*SET PROBLEM*.
Write out each line from the data below that includes the word "₁₇CH₃".

Stored data entries:

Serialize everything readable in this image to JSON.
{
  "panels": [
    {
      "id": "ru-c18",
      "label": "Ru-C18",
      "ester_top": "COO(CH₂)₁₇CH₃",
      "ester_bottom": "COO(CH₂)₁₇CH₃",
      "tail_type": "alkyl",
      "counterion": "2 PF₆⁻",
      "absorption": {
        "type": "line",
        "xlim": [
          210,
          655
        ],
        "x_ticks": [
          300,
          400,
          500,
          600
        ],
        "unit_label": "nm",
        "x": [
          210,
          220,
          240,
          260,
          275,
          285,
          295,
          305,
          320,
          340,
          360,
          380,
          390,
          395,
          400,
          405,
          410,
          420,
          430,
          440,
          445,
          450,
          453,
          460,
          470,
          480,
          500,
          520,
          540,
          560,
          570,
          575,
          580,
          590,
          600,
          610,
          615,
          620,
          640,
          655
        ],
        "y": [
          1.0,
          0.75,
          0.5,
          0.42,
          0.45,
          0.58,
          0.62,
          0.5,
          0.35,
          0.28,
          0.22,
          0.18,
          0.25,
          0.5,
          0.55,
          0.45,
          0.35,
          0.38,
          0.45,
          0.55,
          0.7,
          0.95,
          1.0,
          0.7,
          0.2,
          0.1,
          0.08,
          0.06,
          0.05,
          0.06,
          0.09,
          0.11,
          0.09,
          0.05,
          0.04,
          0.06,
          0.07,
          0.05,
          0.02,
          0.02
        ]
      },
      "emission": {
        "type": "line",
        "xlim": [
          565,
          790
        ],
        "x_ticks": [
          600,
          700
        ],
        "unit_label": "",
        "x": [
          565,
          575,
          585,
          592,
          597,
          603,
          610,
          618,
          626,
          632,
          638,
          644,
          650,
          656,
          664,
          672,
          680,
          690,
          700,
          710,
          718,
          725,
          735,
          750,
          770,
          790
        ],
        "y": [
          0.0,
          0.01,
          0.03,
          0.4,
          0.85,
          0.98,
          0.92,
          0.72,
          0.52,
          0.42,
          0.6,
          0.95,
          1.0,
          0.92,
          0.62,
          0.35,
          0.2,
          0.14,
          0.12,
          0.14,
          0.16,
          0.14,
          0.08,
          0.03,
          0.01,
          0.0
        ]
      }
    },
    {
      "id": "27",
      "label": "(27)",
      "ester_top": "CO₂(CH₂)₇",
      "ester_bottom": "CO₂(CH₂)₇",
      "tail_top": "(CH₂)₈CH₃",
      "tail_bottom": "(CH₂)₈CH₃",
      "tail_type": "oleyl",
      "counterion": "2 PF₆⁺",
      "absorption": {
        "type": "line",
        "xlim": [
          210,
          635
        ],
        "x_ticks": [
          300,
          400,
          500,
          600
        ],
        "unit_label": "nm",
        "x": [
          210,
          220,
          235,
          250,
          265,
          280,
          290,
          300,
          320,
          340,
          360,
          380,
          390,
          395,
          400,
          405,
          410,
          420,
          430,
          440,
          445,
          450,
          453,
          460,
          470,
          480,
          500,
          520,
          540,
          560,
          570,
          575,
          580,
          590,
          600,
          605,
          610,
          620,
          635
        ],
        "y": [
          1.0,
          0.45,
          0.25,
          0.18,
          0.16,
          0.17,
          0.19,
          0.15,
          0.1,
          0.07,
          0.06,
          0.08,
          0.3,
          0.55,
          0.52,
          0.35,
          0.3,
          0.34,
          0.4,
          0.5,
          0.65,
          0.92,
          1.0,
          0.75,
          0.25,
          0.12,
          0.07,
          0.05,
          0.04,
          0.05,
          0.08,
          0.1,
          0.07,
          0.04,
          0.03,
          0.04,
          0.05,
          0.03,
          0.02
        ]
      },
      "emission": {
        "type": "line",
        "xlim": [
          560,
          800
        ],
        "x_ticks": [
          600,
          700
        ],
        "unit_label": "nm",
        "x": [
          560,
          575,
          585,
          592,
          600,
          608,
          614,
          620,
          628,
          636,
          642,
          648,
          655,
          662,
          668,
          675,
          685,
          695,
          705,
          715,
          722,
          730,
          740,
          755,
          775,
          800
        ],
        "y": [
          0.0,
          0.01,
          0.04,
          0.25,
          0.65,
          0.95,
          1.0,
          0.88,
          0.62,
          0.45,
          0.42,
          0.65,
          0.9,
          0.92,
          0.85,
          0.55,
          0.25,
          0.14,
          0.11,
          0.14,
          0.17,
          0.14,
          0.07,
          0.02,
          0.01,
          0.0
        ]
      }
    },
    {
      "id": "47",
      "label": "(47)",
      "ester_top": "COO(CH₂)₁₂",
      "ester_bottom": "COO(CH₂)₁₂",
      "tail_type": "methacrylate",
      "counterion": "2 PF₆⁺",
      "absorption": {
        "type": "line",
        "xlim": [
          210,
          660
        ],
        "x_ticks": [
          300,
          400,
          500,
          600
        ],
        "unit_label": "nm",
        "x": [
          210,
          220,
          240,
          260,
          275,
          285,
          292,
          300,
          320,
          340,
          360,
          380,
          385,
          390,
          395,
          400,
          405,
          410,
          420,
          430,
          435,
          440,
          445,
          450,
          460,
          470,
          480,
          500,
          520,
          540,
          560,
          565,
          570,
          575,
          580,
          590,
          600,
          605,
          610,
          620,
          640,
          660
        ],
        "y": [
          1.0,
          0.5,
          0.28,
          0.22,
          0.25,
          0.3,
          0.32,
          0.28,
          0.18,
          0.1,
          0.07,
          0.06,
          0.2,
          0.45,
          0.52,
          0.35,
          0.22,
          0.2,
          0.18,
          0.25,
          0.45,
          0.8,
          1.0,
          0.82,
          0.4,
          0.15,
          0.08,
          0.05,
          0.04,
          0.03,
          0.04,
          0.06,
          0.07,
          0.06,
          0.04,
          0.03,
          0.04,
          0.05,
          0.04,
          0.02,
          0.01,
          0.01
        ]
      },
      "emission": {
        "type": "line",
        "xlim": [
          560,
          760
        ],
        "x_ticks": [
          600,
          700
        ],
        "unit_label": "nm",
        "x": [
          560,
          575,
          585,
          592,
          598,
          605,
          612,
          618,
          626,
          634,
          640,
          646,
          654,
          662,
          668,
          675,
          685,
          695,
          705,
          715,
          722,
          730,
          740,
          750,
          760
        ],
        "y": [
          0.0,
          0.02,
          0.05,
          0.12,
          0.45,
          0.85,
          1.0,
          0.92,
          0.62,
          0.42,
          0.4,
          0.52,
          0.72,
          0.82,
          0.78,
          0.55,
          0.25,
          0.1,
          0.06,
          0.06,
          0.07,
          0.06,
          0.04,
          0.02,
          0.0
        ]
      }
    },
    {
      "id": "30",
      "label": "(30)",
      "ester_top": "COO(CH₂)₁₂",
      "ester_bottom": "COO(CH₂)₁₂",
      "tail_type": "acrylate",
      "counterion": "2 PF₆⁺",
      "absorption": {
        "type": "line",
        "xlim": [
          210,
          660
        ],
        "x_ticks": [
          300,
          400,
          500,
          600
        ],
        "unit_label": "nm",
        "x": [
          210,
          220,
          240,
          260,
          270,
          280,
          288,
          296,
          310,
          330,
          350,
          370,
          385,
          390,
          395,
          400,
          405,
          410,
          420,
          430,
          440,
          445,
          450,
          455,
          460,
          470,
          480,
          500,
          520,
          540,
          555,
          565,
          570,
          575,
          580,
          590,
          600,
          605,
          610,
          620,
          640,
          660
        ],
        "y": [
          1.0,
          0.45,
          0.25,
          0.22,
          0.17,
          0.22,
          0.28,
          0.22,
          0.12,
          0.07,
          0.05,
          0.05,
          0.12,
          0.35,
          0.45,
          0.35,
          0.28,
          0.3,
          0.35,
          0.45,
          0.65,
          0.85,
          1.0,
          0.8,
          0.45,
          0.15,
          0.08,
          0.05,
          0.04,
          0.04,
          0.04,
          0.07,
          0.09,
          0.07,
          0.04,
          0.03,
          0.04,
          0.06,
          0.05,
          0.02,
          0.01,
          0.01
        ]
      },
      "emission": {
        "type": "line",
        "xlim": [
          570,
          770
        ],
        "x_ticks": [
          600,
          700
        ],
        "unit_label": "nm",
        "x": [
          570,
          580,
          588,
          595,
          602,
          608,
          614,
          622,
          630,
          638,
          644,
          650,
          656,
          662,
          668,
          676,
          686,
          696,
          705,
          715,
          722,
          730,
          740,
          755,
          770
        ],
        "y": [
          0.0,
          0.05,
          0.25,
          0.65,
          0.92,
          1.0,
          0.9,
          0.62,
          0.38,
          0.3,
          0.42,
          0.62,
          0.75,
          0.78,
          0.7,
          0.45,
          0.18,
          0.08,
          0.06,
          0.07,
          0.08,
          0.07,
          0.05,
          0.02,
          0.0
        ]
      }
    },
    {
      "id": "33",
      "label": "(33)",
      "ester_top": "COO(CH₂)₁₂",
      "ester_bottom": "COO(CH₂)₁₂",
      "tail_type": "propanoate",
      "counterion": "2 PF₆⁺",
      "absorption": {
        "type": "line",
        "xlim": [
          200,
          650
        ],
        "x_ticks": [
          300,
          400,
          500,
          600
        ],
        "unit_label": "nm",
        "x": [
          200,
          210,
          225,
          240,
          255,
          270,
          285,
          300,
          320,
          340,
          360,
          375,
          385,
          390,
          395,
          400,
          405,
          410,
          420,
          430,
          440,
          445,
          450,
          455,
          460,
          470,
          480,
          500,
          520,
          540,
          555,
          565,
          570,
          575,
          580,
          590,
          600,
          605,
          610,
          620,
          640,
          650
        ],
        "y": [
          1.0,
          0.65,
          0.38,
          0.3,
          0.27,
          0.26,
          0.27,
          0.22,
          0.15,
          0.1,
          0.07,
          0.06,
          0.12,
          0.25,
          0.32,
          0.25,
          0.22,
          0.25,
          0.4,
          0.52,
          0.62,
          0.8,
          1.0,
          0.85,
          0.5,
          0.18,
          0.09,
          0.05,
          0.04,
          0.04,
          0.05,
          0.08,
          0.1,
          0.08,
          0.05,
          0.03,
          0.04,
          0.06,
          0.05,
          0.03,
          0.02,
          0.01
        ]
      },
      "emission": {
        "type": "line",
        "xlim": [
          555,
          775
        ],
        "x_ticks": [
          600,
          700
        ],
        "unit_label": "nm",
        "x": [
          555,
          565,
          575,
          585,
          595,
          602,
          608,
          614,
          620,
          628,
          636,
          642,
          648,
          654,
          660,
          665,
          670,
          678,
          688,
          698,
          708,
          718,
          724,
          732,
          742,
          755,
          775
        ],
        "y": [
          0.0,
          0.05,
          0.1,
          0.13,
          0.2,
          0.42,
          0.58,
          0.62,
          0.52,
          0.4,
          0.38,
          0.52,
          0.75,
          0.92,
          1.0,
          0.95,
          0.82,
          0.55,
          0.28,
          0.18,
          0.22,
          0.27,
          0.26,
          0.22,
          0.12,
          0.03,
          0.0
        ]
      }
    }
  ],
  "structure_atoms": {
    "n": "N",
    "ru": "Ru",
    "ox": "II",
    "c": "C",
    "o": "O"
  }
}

*ANSWER IN FULL*.
      "ester_top": "COO(CH₂)₁₇CH₃",
      "ester_bottom": "COO(CH₂)₁₇CH₃",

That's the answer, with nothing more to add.